## Task requirements
Tally the lines holding the string "this" and reply with that number alone.
===== Data records
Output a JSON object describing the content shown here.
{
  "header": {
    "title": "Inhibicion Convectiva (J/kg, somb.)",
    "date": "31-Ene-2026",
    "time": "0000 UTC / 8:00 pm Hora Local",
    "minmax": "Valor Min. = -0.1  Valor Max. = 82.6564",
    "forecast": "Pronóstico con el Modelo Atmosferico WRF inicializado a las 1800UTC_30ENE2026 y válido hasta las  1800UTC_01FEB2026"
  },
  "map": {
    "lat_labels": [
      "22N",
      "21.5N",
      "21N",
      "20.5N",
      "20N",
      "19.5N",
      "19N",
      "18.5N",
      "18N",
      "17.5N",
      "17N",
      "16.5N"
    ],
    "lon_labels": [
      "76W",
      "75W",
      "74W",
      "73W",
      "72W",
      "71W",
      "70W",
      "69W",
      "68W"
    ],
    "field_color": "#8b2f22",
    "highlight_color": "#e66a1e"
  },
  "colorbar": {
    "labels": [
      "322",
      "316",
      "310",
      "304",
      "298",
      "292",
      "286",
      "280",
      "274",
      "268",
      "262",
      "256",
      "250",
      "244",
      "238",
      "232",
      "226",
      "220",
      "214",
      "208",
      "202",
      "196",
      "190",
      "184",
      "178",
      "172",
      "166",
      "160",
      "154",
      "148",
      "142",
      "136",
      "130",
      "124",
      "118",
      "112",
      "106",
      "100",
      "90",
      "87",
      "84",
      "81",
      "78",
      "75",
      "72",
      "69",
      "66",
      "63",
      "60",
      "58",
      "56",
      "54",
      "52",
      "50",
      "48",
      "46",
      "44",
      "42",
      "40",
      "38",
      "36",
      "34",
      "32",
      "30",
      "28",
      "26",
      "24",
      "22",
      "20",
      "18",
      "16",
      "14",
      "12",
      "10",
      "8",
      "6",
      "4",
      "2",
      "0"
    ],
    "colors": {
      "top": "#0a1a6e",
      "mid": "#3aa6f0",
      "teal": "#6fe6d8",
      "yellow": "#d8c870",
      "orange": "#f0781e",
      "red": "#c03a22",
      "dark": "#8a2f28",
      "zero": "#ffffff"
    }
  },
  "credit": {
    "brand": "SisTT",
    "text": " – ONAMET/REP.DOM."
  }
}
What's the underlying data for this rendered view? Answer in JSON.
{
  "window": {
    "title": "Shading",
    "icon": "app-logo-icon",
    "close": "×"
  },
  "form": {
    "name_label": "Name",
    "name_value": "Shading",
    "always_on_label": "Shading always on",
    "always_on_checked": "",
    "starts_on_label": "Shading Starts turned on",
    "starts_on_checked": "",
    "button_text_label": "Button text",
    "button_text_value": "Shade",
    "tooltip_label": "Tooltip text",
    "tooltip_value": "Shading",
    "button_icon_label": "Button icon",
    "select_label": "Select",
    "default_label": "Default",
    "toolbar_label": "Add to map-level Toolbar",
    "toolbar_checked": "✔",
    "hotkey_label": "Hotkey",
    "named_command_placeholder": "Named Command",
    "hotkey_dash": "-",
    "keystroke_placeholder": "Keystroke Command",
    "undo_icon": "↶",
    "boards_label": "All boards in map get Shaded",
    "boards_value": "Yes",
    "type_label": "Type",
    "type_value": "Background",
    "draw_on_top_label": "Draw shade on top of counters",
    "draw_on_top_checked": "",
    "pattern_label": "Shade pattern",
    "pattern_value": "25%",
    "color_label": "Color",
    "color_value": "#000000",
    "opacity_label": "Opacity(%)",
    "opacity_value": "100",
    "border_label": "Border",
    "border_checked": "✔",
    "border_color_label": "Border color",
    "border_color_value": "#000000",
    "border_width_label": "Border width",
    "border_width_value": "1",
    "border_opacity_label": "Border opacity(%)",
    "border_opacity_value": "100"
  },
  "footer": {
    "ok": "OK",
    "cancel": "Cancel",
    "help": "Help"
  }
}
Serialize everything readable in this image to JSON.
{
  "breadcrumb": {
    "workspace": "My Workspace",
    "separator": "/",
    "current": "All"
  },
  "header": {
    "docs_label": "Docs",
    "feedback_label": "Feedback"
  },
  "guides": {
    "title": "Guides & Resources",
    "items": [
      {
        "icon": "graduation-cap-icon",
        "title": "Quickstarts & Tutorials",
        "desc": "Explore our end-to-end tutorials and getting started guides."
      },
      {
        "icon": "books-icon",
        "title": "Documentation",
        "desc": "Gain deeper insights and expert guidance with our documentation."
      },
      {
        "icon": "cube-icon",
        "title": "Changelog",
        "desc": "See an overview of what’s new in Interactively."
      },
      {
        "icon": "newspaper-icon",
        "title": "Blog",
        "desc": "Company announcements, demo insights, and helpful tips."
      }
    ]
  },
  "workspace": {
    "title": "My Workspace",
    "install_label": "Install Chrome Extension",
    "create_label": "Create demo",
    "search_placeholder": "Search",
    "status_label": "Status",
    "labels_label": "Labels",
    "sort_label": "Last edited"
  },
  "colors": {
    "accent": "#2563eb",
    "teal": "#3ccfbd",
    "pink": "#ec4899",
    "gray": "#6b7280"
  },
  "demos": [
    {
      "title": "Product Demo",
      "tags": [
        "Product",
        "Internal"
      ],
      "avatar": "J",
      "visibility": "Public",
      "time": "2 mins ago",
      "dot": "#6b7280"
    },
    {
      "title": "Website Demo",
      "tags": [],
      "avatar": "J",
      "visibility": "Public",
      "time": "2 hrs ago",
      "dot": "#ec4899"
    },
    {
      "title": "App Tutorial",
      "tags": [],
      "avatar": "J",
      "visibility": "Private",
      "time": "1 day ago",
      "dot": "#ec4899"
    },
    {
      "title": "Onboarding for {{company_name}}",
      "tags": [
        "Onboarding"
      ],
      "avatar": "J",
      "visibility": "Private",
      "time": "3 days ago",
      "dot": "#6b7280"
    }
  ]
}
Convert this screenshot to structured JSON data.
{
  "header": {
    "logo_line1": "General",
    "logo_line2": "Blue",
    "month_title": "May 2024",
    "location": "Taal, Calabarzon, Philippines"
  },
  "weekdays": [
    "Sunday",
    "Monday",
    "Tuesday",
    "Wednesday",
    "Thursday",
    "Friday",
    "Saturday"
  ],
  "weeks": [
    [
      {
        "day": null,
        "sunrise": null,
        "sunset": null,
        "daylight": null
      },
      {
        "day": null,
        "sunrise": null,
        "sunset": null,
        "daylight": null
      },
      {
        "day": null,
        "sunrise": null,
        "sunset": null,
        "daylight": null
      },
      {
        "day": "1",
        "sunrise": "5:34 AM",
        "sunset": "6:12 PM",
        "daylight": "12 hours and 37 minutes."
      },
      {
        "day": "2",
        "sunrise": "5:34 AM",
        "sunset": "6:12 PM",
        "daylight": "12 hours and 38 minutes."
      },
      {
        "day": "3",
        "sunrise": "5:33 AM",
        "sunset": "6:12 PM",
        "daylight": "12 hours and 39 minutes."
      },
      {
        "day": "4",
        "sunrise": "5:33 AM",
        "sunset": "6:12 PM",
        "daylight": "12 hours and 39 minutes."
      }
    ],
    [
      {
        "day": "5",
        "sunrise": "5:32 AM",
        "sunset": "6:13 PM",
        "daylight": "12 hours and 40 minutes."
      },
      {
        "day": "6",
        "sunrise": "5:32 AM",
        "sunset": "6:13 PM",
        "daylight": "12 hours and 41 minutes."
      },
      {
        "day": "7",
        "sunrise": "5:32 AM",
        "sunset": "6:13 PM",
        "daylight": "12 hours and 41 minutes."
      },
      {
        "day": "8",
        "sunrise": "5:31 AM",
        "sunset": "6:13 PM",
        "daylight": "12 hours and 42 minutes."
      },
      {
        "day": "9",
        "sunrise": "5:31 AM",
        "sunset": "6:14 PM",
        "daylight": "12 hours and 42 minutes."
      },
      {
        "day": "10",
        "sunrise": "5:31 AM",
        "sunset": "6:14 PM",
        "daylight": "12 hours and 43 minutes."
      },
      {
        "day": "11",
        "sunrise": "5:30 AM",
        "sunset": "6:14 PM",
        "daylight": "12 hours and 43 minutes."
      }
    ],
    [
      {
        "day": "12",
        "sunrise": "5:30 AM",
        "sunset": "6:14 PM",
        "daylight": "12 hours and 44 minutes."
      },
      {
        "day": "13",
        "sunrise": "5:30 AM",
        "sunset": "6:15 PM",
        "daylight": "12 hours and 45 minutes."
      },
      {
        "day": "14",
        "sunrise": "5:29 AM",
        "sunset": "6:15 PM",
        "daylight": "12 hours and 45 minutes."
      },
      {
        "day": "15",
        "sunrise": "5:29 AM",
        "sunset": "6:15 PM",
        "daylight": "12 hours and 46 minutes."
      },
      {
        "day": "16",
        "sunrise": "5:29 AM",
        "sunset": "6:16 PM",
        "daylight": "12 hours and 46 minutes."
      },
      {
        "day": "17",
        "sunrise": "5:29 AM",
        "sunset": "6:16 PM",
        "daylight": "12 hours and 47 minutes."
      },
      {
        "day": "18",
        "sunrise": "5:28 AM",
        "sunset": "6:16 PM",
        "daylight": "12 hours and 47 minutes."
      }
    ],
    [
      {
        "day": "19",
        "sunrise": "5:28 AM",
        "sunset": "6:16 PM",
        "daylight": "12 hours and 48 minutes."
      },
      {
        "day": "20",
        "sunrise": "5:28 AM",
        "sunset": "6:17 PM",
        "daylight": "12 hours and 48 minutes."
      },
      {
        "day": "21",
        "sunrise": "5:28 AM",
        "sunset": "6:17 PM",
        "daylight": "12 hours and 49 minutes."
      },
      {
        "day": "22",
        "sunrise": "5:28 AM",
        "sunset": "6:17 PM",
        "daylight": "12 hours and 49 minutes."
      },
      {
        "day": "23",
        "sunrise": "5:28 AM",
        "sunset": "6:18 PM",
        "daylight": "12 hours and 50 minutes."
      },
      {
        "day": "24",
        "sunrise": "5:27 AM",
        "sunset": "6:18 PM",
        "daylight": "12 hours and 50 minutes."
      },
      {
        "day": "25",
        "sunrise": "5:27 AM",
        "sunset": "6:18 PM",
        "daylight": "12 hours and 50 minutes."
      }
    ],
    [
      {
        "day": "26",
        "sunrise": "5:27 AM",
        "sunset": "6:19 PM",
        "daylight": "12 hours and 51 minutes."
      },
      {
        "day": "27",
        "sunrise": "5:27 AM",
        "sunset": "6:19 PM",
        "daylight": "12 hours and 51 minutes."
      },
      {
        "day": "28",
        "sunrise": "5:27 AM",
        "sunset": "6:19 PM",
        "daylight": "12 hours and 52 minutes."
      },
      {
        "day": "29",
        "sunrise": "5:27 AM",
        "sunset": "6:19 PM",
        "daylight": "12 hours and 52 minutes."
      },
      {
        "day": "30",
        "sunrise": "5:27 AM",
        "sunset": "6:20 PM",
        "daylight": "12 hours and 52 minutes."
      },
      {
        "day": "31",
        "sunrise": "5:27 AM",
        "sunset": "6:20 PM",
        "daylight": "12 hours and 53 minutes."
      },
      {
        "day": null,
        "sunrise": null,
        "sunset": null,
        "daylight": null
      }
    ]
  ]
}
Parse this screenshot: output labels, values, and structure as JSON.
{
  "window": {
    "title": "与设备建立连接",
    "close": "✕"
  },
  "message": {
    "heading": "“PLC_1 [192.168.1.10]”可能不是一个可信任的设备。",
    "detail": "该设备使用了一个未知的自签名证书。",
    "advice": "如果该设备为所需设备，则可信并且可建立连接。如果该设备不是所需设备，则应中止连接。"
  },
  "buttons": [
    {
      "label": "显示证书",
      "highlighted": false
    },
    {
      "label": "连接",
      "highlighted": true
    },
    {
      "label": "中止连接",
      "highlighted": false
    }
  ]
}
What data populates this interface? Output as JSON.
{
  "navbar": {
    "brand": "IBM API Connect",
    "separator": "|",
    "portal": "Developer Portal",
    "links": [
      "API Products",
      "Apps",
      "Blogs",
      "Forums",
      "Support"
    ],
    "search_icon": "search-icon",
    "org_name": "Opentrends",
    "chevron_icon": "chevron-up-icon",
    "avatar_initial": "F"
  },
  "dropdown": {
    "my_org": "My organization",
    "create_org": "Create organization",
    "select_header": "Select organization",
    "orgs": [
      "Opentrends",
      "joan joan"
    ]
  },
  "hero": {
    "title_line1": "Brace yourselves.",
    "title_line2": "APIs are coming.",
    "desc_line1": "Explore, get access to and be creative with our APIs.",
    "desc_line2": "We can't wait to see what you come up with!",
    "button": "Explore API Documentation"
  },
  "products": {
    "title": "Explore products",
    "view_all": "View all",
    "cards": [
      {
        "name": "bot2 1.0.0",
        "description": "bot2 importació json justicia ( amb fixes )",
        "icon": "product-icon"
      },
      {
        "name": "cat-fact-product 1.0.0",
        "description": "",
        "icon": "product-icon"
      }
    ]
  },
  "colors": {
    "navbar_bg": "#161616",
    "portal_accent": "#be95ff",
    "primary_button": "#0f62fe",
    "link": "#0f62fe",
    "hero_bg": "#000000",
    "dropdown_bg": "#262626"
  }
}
==========
## The answer
5